* **What you have to do**
Write the entries out again exactly as they stand, but without the pictures.

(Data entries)
◇ ◇ ◇ ◇ ◇
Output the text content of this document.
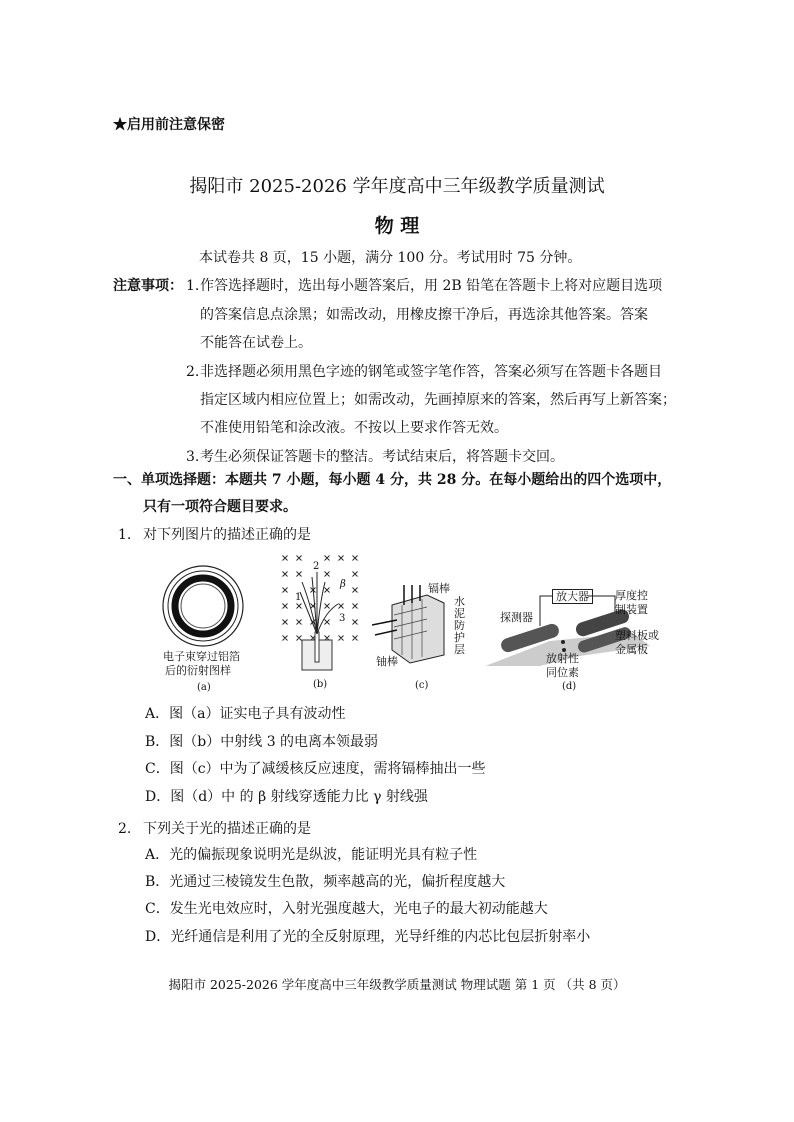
★启用前注意保密
揭阳市 2025-2026 学年度高中三年级教学质量测试
物 理
本试卷共 8 页，15 小题，满分 100 分。考试用时 75 分钟。
注意事项： 1. 作答选择题时，选出每小题答案后，用 2B 铅笔在答题卡上将对应题目选项
的答案信息点涂黑；如需改动，用橡皮擦干净后，再选涂其他答案。答案
不能答在试卷上。
2. 非选择题必须用黑色字迹的钢笔或签字笔作答，答案必须写在答题卡各题目
指定区域内相应位置上；如需改动，先画掉原来的答案，然后再写上新答案；
不准使用铅笔和涂改液。不按以上要求作答无效。
3. 考生必须保证答题卡的整洁。考试结束后，将答题卡交回。
一、单项选择题：本题共 7 小题，每小题 4 分，共 28 分。在每小题给出的四个选项中，
只有一项符合题目要求。
1. 对下列图片的描述正确的是
电子束穿过铝箔
后的衍射图样
(a)
2
1
3
β
(b)
镉棒
水
泥
防
护
层
铀棒
(c)
放大器
探测器
厚度控
制装置
塑料板或
金属板
放射性
同位素
(d)
A．图（a）证实电子具有波动性
B．图（b）中射线 3 的电离本领最弱
C．图（c）中为了减缓核反应速度，需将镉棒抽出一些
D．图（d）中 的 β 射线穿透能力比 γ 射线强
2. 下列关于光的描述正确的是
A．光的偏振现象说明光是纵波，能证明光具有粒子性
B．光通过三棱镜发生色散，频率越高的光，偏折程度越大
C．发生光电效应时，入射光强度越大，光电子的最大初动能越大
D．光纤通信是利用了光的全反射原理，光导纤维的内芯比包层折射率小
揭阳市 2025-2026 学年度高中三年级教学质量测试 物理试题 第 1 页 （共 8 页）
◇ ◇ ◇ ◇ ◇
* **Output of the exercise**
Output the text content of this document.
★启用前注意保密
揭阳市 2025-2026 学年度高中三年级教学质量测试
物 理
本试卷共 8 页，15 小题，满分 100 分。考试用时 75 分钟。
注意事项： 1. 作答选择题时，选出每小题答案后，用 2B 铅笔在答题卡上将对应题目选项
的答案信息点涂黑；如需改动，用橡皮擦干净后，再选涂其他答案。答案
不能答在试卷上。
2. 非选择题必须用黑色字迹的钢笔或签字笔作答，答案必须写在答题卡各题目
指定区域内相应位置上；如需改动，先画掉原来的答案，然后再写上新答案；
不准使用铅笔和涂改液。不按以上要求作答无效。
3. 考生必须保证答题卡的整洁。考试结束后，将答题卡交回。
一、单项选择题：本题共 7 小题，每小题 4 分，共 28 分。在每小题给出的四个选项中，
只有一项符合题目要求。
1. 对下列图片的描述正确的是
电子束穿过铝箔
后的衍射图样
(a)
2
1
3
β
(b)
镉棒
水
泥
防
护
层
铀棒
(c)
放大器
探测器
厚度控
制装置
塑料板或
金属板
放射性
同位素
(d)
A．图（a）证实电子具有波动性
B．图（b）中射线 3 的电离本领最弱
C．图（c）中为了减缓核反应速度，需将镉棒抽出一些
D．图（d）中 的 β 射线穿透能力比 γ 射线强
2. 下列关于光的描述正确的是
A．光的偏振现象说明光是纵波，能证明光具有粒子性
B．光通过三棱镜发生色散，频率越高的光，偏折程度越大
C．发生光电效应时，入射光强度越大，光电子的最大初动能越大
D．光纤通信是利用了光的全反射原理，光导纤维的内芯比包层折射率小
揭阳市 2025-2026 学年度高中三年级教学质量测试 物理试题 第 1 页 （共 8 页）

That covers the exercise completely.